→ Angezeigter Text:

^^^^

Musikalisch bleibt "Das Weiße Album" nah am Metal dran, nimmt etwa mit "Aperol" aber auch Ballermann- und Schlager-Elemente mit auf. Da spaltet ihr schon wieder die Szene mit. Wie fallen da die Reaktionen aus?

Stroppo: Ja Mann, das ist so geil. Ich liebe es, zu irritieren. Es macht so viel Spaß, was Neues auszuprobieren.

David: Bisher waren alle Releases des Albums sehr gitarrenlastig. Klar, ein bisschen poppiger als vorher, aber dann bringst du einen Song wie "Aperol" und dann kriegen die Leute direkt Angst. (lacht)

Alles machen, was Spaß bringt: Wie wird sich euer Motto auf die anstehenden Liveshows auswirken?

^^^^

→ Inhalt der Daten:
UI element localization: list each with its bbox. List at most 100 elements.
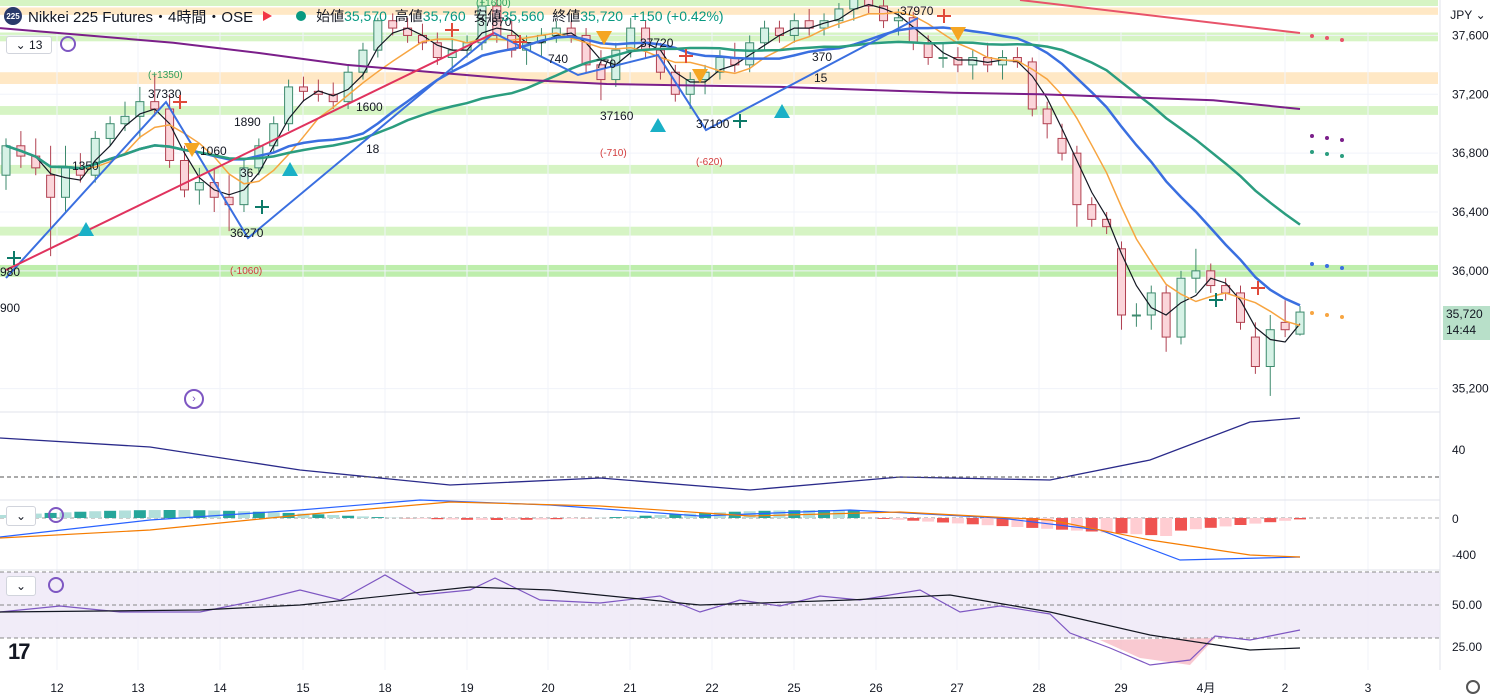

^^^^

→ Aufgaben:
• A. Schreib bitte aus dem Interview zu „Das Weiße Album“ den Abschnitt von „Stroppo: Ja Mann, das“ bis „anstehenden Liveshows auswirken?“ wortgetreu ab.
• B. Setz das Interview zu „Das Weiße Album“ im Anschluss an die zuletzt gezeigte Frage fort.

→ Erwartete Antworten:
• A.
Stroppo: Ja Mann, das ist so geil. Ich liebe es, zu irritieren. Es macht so viel Spaß, was Neues auszuprobieren.

David: Bisher waren alle Releases des Albums sehr gitarrenlastig. Klar, ein bisschen poppiger als vorher, aber dann bringst du einen Song wie "Aperol" und dann kriegen die Leute direkt Angst. (lacht)

Alles machen, was Spaß bringt: Wie wird sich euer Motto auf die anstehenden Liveshows auswirken?

• B.
Alex: Also es wird eine Unterwassershow geben. Du musst dir dafür ein U-Boot kaufen. Es ist also nur für exklusive Gäste. Dasselbe haben wir noch in der Luft vor und zur Krönung auf dem Mars.

Stroppo: Du hast das Konzert vergessen, wo wir in einem Vulkan spielen!

Alex: Stimmt, da muss man sich noch einen Schutzanzug besorgen. Bald im Onlineshop!